- Given problem:
Copy out each line exactly; pictures stay out of the copy.

- Stored data:
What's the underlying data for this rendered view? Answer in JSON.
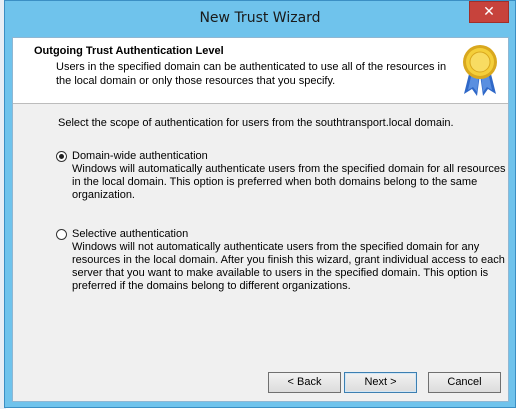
{
  "window": {
    "title": "New Trust Wizard"
  },
  "header": {
    "title": "Outgoing Trust Authentication Level",
    "description": "Users in the specified domain can be authenticated to use all of the resources in the local domain or only those resources that you specify."
  },
  "scope_text": "Select the scope of authentication for users from the southtransport.local domain.",
  "options": [
    {
      "label": "Domain-wide authentication",
      "description": "Windows will automatically authenticate users from the specified domain for all resources in the local domain. This option is preferred when both domains belong to the same organization.",
      "selected": true
    },
    {
      "label": "Selective authentication",
      "description": "Windows will not automatically authenticate users from the specified domain for any resources in the local domain. After you finish this wizard, grant individual access to each server that you want to make available to users in the specified domain. This option is preferred if the domains belong to different organizations.",
      "selected": false
    }
  ],
  "buttons": {
    "back": "< Back",
    "next": "Next >",
    "cancel": "Cancel"
  },
  "icons": {
    "close": "close-icon",
    "header": "award-ribbon-icon"
  },
  "colors": {
    "titlebar": "#6fc3ec",
    "close": "#c7433c"
  }
}
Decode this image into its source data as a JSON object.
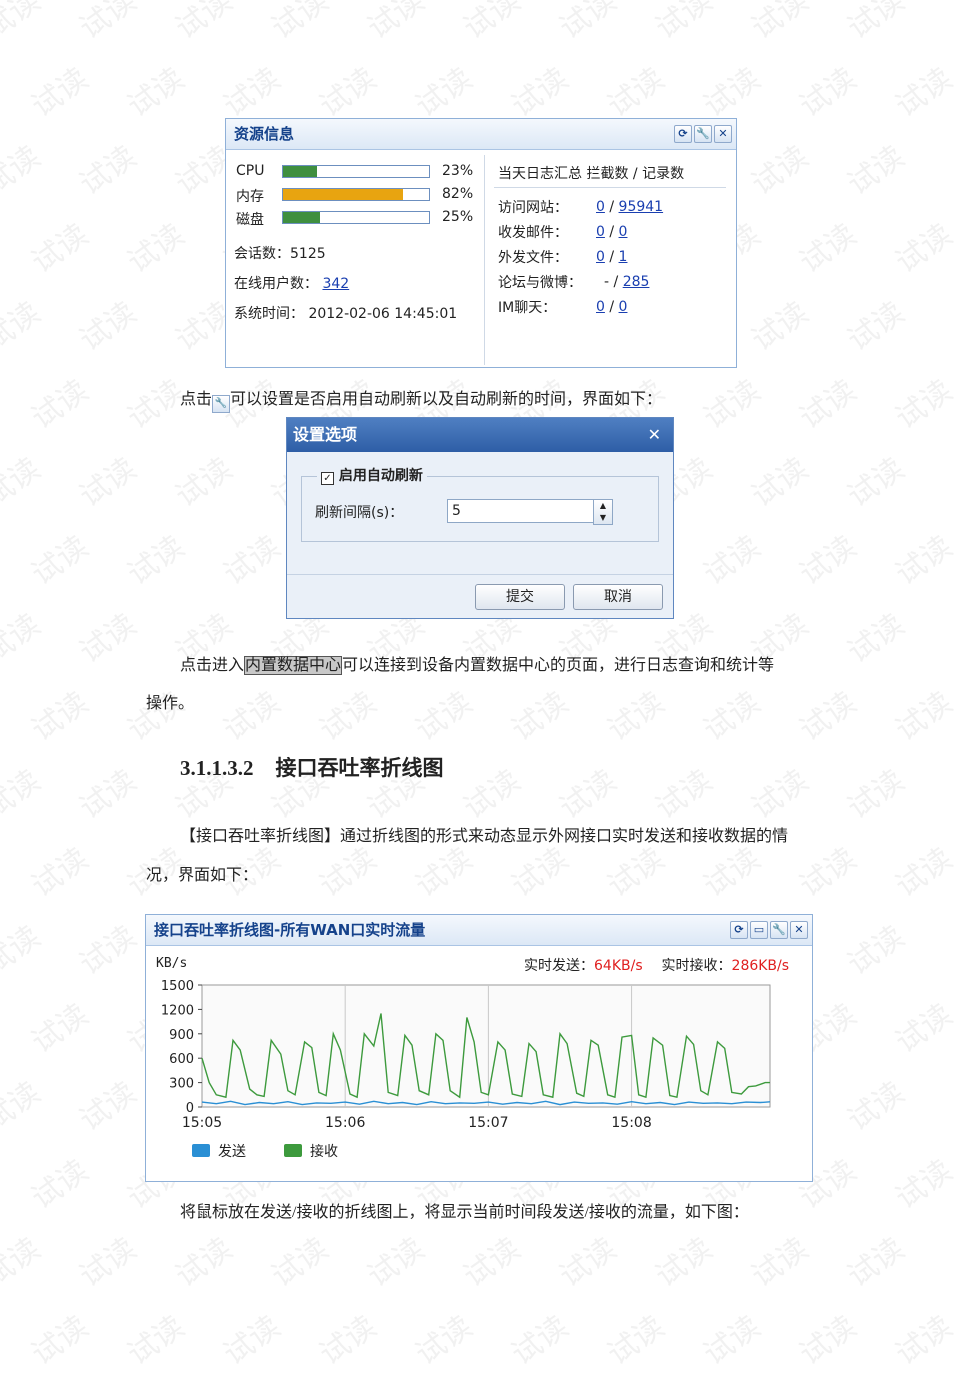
{
  "watermark": "试读",
  "resource_panel": {
    "title": "资源信息",
    "cpu_label": "CPU",
    "cpu_value": "23%",
    "cpu_fraction": 0.23,
    "mem_label": "内存",
    "mem_value": "82%",
    "mem_fraction": 0.82,
    "disk_label": "磁盘",
    "disk_value": "25%",
    "disk_fraction": 0.25,
    "session_label": "会话数：",
    "session_value": "5125",
    "online_label": "在线用户数：",
    "online_value": "342",
    "time_label": "系统时间：",
    "time_value": "2012-02-06 14:45:01",
    "log_header": "当天日志汇总  拦截数 / 记录数",
    "rows": [
      {
        "label": "访问网站：",
        "a": "0",
        "sep": "/",
        "b": "95941"
      },
      {
        "label": "收发邮件：",
        "a": "0",
        "sep": "/",
        "b": "0"
      },
      {
        "label": "外发文件：",
        "a": "0",
        "sep": "/",
        "b": "1"
      },
      {
        "label": "论坛与微博：",
        "a": "-",
        "sep": "/",
        "b": "285"
      },
      {
        "label": "IM聊天：",
        "a": "0",
        "sep": "/",
        "b": "0"
      }
    ]
  },
  "para1_before": "点击",
  "para1_after": "可以设置是否启用自动刷新以及自动刷新的时间，界面如下：",
  "dialog": {
    "title": "设置选项",
    "close": "✕",
    "checkbox_label": "启用自动刷新",
    "interval_label": "刷新间隔(s)：",
    "interval_value": "5",
    "submit": "提交",
    "cancel": "取消"
  },
  "para2_before": "点击进入",
  "para2_highlight": "内置数据中心",
  "para2_after": "可以连接到设备内置数据中心的页面，进行日志查询和统计等",
  "para2_line2": "操作。",
  "heading_num": "3.1.1.3.2",
  "heading_text": "接口吞吐率折线图",
  "para3_line1": "【接口吞吐率折线图】通过折线图的形式来动态显示外网接口实时发送和接收数据的情",
  "para3_line2": "况，界面如下：",
  "chart_panel": {
    "title": "接口吞吐率折线图-所有WAN口实时流量",
    "send_label": "实时发送：",
    "send_value": "64KB/s",
    "recv_label": "实时接收：",
    "recv_value": "286KB/s",
    "send_color": "#e02020",
    "recv_color": "#e02020"
  },
  "chart_data": {
    "type": "line",
    "ylabel": "KB/s",
    "ylim": [
      0,
      1500
    ],
    "yticks": [
      "1500",
      "1200",
      "900",
      "600",
      "300",
      "0"
    ],
    "ytick_values": [
      1500,
      1200,
      900,
      600,
      300,
      0
    ],
    "xticks": [
      "15:05",
      "15:06",
      "15:07",
      "15:08"
    ],
    "xtick_seconds": [
      0,
      60,
      120,
      180
    ],
    "xmax_seconds": 238,
    "grid": true,
    "legend": "bottom-left",
    "series": [
      {
        "name": "发送",
        "color": "#2a8fd4",
        "x": [
          0,
          6,
          12,
          18,
          24,
          30,
          36,
          42,
          48,
          54,
          60,
          66,
          72,
          78,
          84,
          90,
          96,
          102,
          108,
          114,
          120,
          126,
          132,
          138,
          144,
          150,
          156,
          162,
          168,
          174,
          180,
          186,
          192,
          198,
          204,
          210,
          216,
          222,
          228,
          234,
          238
        ],
        "y": [
          60,
          40,
          70,
          30,
          55,
          40,
          65,
          30,
          50,
          45,
          60,
          35,
          70,
          40,
          55,
          30,
          65,
          40,
          50,
          45,
          60,
          35,
          55,
          40,
          70,
          30,
          60,
          45,
          50,
          35,
          65,
          40,
          55,
          30,
          60,
          45,
          50,
          40,
          60,
          55,
          64
        ]
      },
      {
        "name": "接收",
        "color": "#3d9a3d",
        "x": [
          0,
          3,
          6,
          10,
          13,
          16,
          20,
          23,
          26,
          29,
          33,
          36,
          39,
          43,
          46,
          49,
          52,
          55,
          58,
          62,
          65,
          68,
          72,
          75,
          78,
          82,
          85,
          88,
          91,
          95,
          98,
          101,
          104,
          108,
          111,
          114,
          117,
          120,
          124,
          127,
          130,
          134,
          137,
          140,
          143,
          147,
          150,
          153,
          157,
          160,
          163,
          166,
          170,
          173,
          176,
          180,
          183,
          186,
          189,
          193,
          196,
          199,
          203,
          206,
          209,
          212,
          216,
          219,
          222,
          226,
          229,
          232,
          236,
          238
        ],
        "y": [
          600,
          300,
          150,
          120,
          820,
          700,
          220,
          150,
          130,
          820,
          650,
          200,
          150,
          800,
          730,
          180,
          140,
          900,
          700,
          160,
          120,
          900,
          750,
          1150,
          180,
          140,
          880,
          760,
          200,
          150,
          900,
          820,
          200,
          120,
          1100,
          800,
          180,
          150,
          800,
          700,
          160,
          130,
          780,
          680,
          150,
          120,
          900,
          780,
          170,
          130,
          820,
          760,
          150,
          120,
          860,
          880,
          150,
          120,
          850,
          760,
          140,
          120,
          870,
          770,
          200,
          150,
          800,
          720,
          180,
          160,
          250,
          260,
          300,
          300
        ]
      }
    ]
  },
  "para4": "将鼠标放在发送/接收的折线图上，将显示当前时间段发送/接收的流量，如下图："
}
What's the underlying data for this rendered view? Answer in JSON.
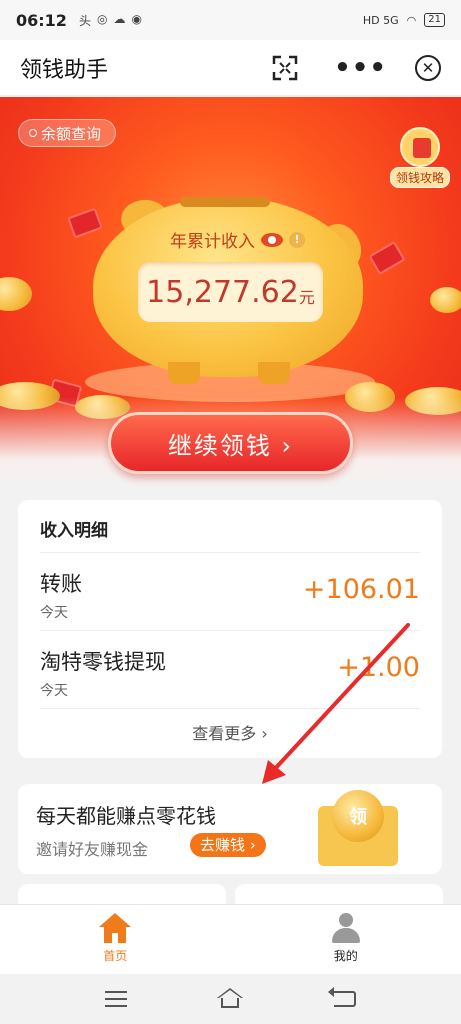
{
  "status_bar": {
    "time": "06:12",
    "notif_icons": [
      "头",
      "◎",
      "☁",
      "◉"
    ],
    "network": "HD 5G",
    "battery": "21"
  },
  "header": {
    "title": "领钱助手",
    "more_icon": "•••",
    "close_icon": "✕"
  },
  "hero": {
    "balance_query": "余额查询",
    "strategy_label": "领钱攻略",
    "income_label": "年累计收入",
    "info_icon": "!",
    "amount": "15,277.62",
    "unit": "元",
    "continue_button": "继续领钱 ›"
  },
  "income": {
    "title": "收入明细",
    "rows": [
      {
        "name": "转账",
        "date": "今天",
        "amount": "+106.01"
      },
      {
        "name": "淘特零钱提现",
        "date": "今天",
        "amount": "+1.00"
      }
    ],
    "view_more": "查看更多 ›"
  },
  "promo": {
    "title": "每天都能赚点零花钱",
    "subtitle": "邀请好友赚现金",
    "earn_button": "去赚钱 ›",
    "coin_text": "领"
  },
  "tabbar": {
    "home": "首页",
    "me": "我的"
  },
  "colors": {
    "accent_orange": "#f07b1a",
    "hero_red": "#e8281a",
    "annotation_arrow": "#e82a2a"
  }
}
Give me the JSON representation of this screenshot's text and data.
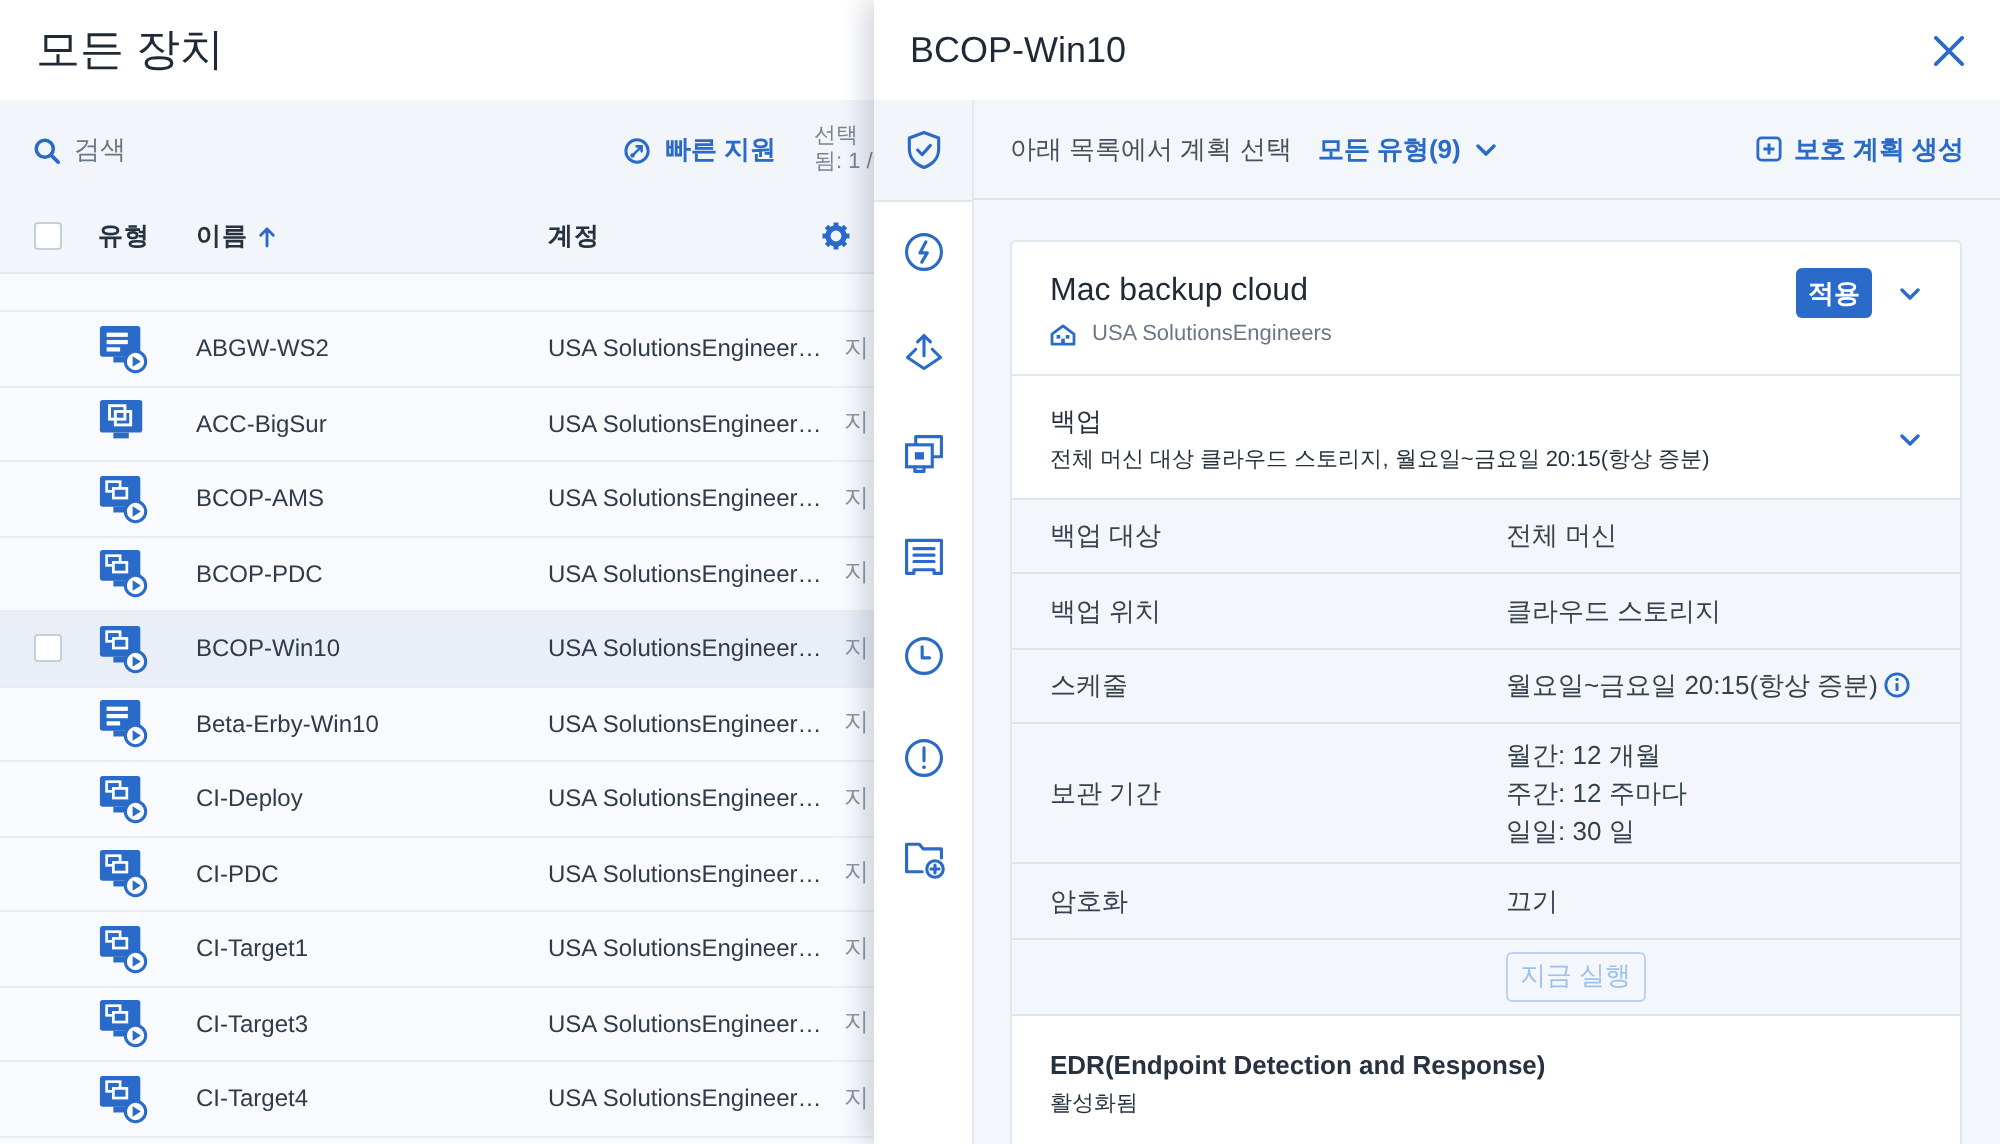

- Written solution:
What's the underlying data for this rendered view? Answer in JSON.
{
  "window": {
    "title": "New Trust Wizard"
  },
  "header": {
    "title": "Outgoing Trust Authentication Level",
    "description": "Users in the specified domain can be authenticated to use all of the resources in the local domain or only those resources that you specify."
  },
  "scope_text": "Select the scope of authentication for users from the southtransport.local domain.",
  "options": [
    {
      "label": "Domain-wide authentication",
      "description": "Windows will automatically authenticate users from the specified domain for all resources in the local domain. This option is preferred when both domains belong to the same organization.",
      "selected": true
    },
    {
      "label": "Selective authentication",
      "description": "Windows will not automatically authenticate users from the specified domain for any resources in the local domain. After you finish this wizard, grant individual access to each server that you want to make available to users in the specified domain. This option is preferred if the domains belong to different organizations.",
      "selected": false
    }
  ],
  "buttons": {
    "back": "< Back",
    "next": "Next >",
    "cancel": "Cancel"
  },
  "icons": {
    "close": "close-icon",
    "header": "award-ribbon-icon"
  },
  "colors": {
    "titlebar": "#6fc3ec",
    "close": "#c7433c"
  }
}
Decode this image into its source data as a JSON object.
{
  "watermark": "试读",
  "resource_panel": {
    "title": "资源信息",
    "cpu_label": "CPU",
    "cpu_value": "23%",
    "cpu_fraction": 0.23,
    "mem_label": "内存",
    "mem_value": "82%",
    "mem_fraction": 0.82,
    "disk_label": "磁盘",
    "disk_value": "25%",
    "disk_fraction": 0.25,
    "session_label": "会话数：",
    "session_value": "5125",
    "online_label": "在线用户数：",
    "online_value": "342",
    "time_label": "系统时间：",
    "time_value": "2012-02-06 14:45:01",
    "log_header": "当天日志汇总  拦截数 / 记录数",
    "rows": [
      {
        "label": "访问网站：",
        "a": "0",
        "sep": "/",
        "b": "95941"
      },
      {
        "label": "收发邮件：",
        "a": "0",
        "sep": "/",
        "b": "0"
      },
      {
        "label": "外发文件：",
        "a": "0",
        "sep": "/",
        "b": "1"
      },
      {
        "label": "论坛与微博：",
        "a": "-",
        "sep": "/",
        "b": "285"
      },
      {
        "label": "IM聊天：",
        "a": "0",
        "sep": "/",
        "b": "0"
      }
    ]
  },
  "para1_before": "点击",
  "para1_after": "可以设置是否启用自动刷新以及自动刷新的时间，界面如下：",
  "dialog": {
    "title": "设置选项",
    "close": "✕",
    "checkbox_label": "启用自动刷新",
    "interval_label": "刷新间隔(s)：",
    "interval_value": "5",
    "submit": "提交",
    "cancel": "取消"
  },
  "para2_before": "点击进入",
  "para2_highlight": "内置数据中心",
  "para2_after": "可以连接到设备内置数据中心的页面，进行日志查询和统计等",
  "para2_line2": "操作。",
  "heading_num": "3.1.1.3.2",
  "heading_text": "接口吞吐率折线图",
  "para3_line1": "【接口吞吐率折线图】通过折线图的形式来动态显示外网接口实时发送和接收数据的情",
  "para3_line2": "况，界面如下：",
  "chart_panel": {
    "title": "接口吞吐率折线图-所有WAN口实时流量",
    "send_label": "实时发送：",
    "send_value": "64KB/s",
    "recv_label": "实时接收：",
    "recv_value": "286KB/s",
    "send_color": "#e02020",
    "recv_color": "#e02020"
  },
  "chart_data": {
    "type": "line",
    "ylabel": "KB/s",
    "ylim": [
      0,
      1500
    ],
    "yticks": [
      "1500",
      "1200",
      "900",
      "600",
      "300",
      "0"
    ],
    "ytick_values": [
      1500,
      1200,
      900,
      600,
      300,
      0
    ],
    "xticks": [
      "15:05",
      "15:06",
      "15:07",
      "15:08"
    ],
    "xtick_seconds": [
      0,
      60,
      120,
      180
    ],
    "xmax_seconds": 238,
    "grid": true,
    "legend": "bottom-left",
    "series": [
      {
        "name": "发送",
        "color": "#2a8fd4",
        "x": [
          0,
          6,
          12,
          18,
          24,
          30,
          36,
          42,
          48,
          54,
          60,
          66,
          72,
          78,
          84,
          90,
          96,
          102,
          108,
          114,
          120,
          126,
          132,
          138,
          144,
          150,
          156,
          162,
          168,
          174,
          180,
          186,
          192,
          198,
          204,
          210,
          216,
          222,
          228,
          234,
          238
        ],
        "y": [
          60,
          40,
          70,
          30,
          55,
          40,
          65,
          30,
          50,
          45,
          60,
          35,
          70,
          40,
          55,
          30,
          65,
          40,
          50,
          45,
          60,
          35,
          55,
          40,
          70,
          30,
          60,
          45,
          50,
          35,
          65,
          40,
          55,
          30,
          60,
          45,
          50,
          40,
          60,
          55,
          64
        ]
      },
      {
        "name": "接收",
        "color": "#3d9a3d",
        "x": [
          0,
          3,
          6,
          10,
          13,
          16,
          20,
          23,
          26,
          29,
          33,
          36,
          39,
          43,
          46,
          49,
          52,
          55,
          58,
          62,
          65,
          68,
          72,
          75,
          78,
          82,
          85,
          88,
          91,
          95,
          98,
          101,
          104,
          108,
          111,
          114,
          117,
          120,
          124,
          127,
          130,
          134,
          137,
          140,
          143,
          147,
          150,
          153,
          157,
          160,
          163,
          166,
          170,
          173,
          176,
          180,
          183,
          186,
          189,
          193,
          196,
          199,
          203,
          206,
          209,
          212,
          216,
          219,
          222,
          226,
          229,
          232,
          236,
          238
        ],
        "y": [
          600,
          300,
          150,
          120,
          820,
          700,
          220,
          150,
          130,
          820,
          650,
          200,
          150,
          800,
          730,
          180,
          140,
          900,
          700,
          160,
          120,
          900,
          750,
          1150,
          180,
          140,
          880,
          760,
          200,
          150,
          900,
          820,
          200,
          120,
          1100,
          800,
          180,
          150,
          800,
          700,
          160,
          130,
          780,
          680,
          150,
          120,
          900,
          780,
          170,
          130,
          820,
          760,
          150,
          120,
          860,
          880,
          150,
          120,
          850,
          760,
          140,
          120,
          870,
          770,
          200,
          150,
          800,
          720,
          180,
          160,
          250,
          260,
          300,
          300
        ]
      }
    ]
  },
  "para4": "将鼠标放在发送/接收的折线图上，将显示当前时间段发送/接收的流量，如下图："
}
What's the underlying data for this rendered view? Answer in JSON.
{
  "status_bar": {
    "time": "06:12",
    "notif_icons": [
      "头",
      "◎",
      "☁",
      "◉"
    ],
    "network": "HD 5G",
    "battery": "21"
  },
  "header": {
    "title": "领钱助手",
    "more_icon": "•••",
    "close_icon": "✕"
  },
  "hero": {
    "balance_query": "余额查询",
    "strategy_label": "领钱攻略",
    "income_label": "年累计收入",
    "info_icon": "!",
    "amount": "15,277.62",
    "unit": "元",
    "continue_button": "继续领钱 ›"
  },
  "income": {
    "title": "收入明细",
    "rows": [
      {
        "name": "转账",
        "date": "今天",
        "amount": "+106.01"
      },
      {
        "name": "淘特零钱提现",
        "date": "今天",
        "amount": "+1.00"
      }
    ],
    "view_more": "查看更多 ›"
  },
  "promo": {
    "title": "每天都能赚点零花钱",
    "subtitle": "邀请好友赚现金",
    "earn_button": "去赚钱 ›",
    "coin_text": "领"
  },
  "tabbar": {
    "home": "首页",
    "me": "我的"
  },
  "colors": {
    "accent_orange": "#f07b1a",
    "hero_red": "#e8281a",
    "annotation_arrow": "#e82a2a"
  }
}
Give me the JSON representation of this screenshot's text and data.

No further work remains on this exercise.